— Do this —
Reproduce the records below in their entirety, character for character.

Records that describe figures

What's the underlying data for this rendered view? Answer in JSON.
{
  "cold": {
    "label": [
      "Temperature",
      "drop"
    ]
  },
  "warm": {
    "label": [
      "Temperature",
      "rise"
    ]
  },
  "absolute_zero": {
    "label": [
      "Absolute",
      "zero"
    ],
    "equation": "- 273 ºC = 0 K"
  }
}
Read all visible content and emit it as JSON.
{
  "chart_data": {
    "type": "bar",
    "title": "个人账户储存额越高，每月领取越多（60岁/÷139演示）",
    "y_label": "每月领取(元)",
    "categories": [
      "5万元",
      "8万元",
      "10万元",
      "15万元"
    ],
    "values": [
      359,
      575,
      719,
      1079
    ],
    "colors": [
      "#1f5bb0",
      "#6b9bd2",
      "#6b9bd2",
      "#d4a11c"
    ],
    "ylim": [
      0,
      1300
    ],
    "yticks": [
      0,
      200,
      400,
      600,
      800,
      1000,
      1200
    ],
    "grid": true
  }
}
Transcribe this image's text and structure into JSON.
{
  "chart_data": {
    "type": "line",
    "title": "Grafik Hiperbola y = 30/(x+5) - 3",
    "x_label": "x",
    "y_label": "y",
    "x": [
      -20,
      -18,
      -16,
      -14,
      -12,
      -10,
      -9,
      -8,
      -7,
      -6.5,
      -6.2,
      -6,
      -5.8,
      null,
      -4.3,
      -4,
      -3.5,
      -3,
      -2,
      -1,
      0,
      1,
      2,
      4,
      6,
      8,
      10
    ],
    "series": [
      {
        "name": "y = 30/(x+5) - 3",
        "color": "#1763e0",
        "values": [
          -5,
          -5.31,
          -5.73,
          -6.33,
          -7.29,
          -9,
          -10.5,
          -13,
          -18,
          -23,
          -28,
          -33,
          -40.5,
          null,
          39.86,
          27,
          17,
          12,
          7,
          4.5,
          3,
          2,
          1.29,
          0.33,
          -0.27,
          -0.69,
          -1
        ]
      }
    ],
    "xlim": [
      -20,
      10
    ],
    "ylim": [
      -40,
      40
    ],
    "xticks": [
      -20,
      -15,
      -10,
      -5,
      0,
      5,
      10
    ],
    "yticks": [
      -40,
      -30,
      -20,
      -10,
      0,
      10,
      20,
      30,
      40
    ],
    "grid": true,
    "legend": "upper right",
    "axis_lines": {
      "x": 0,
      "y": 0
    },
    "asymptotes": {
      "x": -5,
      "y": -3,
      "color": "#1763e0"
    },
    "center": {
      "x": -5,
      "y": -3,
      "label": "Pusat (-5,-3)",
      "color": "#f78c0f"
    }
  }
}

— Written solution —
What's the underlying data for this rendered view? Answer in JSON.
{
  "cold": {
    "label": [
      "Temperature",
      "drop"
    ]
  },
  "warm": {
    "label": [
      "Temperature",
      "rise"
    ]
  },
  "absolute_zero": {
    "label": [
      "Absolute",
      "zero"
    ],
    "equation": "- 273 ºC = 0 K"
  }
}
Read all visible content and emit it as JSON.
{
  "chart_data": {
    "type": "bar",
    "title": "个人账户储存额越高，每月领取越多（60岁/÷139演示）",
    "y_label": "每月领取(元)",
    "categories": [
      "5万元",
      "8万元",
      "10万元",
      "15万元"
    ],
    "values": [
      359,
      575,
      719,
      1079
    ],
    "colors": [
      "#1f5bb0",
      "#6b9bd2",
      "#6b9bd2",
      "#d4a11c"
    ],
    "ylim": [
      0,
      1300
    ],
    "yticks": [
      0,
      200,
      400,
      600,
      800,
      1000,
      1200
    ],
    "grid": true
  }
}
Transcribe this image's text and structure into JSON.
{
  "chart_data": {
    "type": "line",
    "title": "Grafik Hiperbola y = 30/(x+5) - 3",
    "x_label": "x",
    "y_label": "y",
    "x": [
      -20,
      -18,
      -16,
      -14,
      -12,
      -10,
      -9,
      -8,
      -7,
      -6.5,
      -6.2,
      -6,
      -5.8,
      null,
      -4.3,
      -4,
      -3.5,
      -3,
      -2,
      -1,
      0,
      1,
      2,
      4,
      6,
      8,
      10
    ],
    "series": [
      {
        "name": "y = 30/(x+5) - 3",
        "color": "#1763e0",
        "values": [
          -5,
          -5.31,
          -5.73,
          -6.33,
          -7.29,
          -9,
          -10.5,
          -13,
          -18,
          -23,
          -28,
          -33,
          -40.5,
          null,
          39.86,
          27,
          17,
          12,
          7,
          4.5,
          3,
          2,
          1.29,
          0.33,
          -0.27,
          -0.69,
          -1
        ]
      }
    ],
    "xlim": [
      -20,
      10
    ],
    "ylim": [
      -40,
      40
    ],
    "xticks": [
      -20,
      -15,
      -10,
      -5,
      0,
      5,
      10
    ],
    "yticks": [
      -40,
      -30,
      -20,
      -10,
      0,
      10,
      20,
      30,
      40
    ],
    "grid": true,
    "legend": "upper right",
    "axis_lines": {
      "x": 0,
      "y": 0
    },
    "asymptotes": {
      "x": -5,
      "y": -3,
      "color": "#1763e0"
    },
    "center": {
      "x": -5,
      "y": -3,
      "label": "Pusat (-5,-3)",
      "color": "#f78c0f"
    }
  }
}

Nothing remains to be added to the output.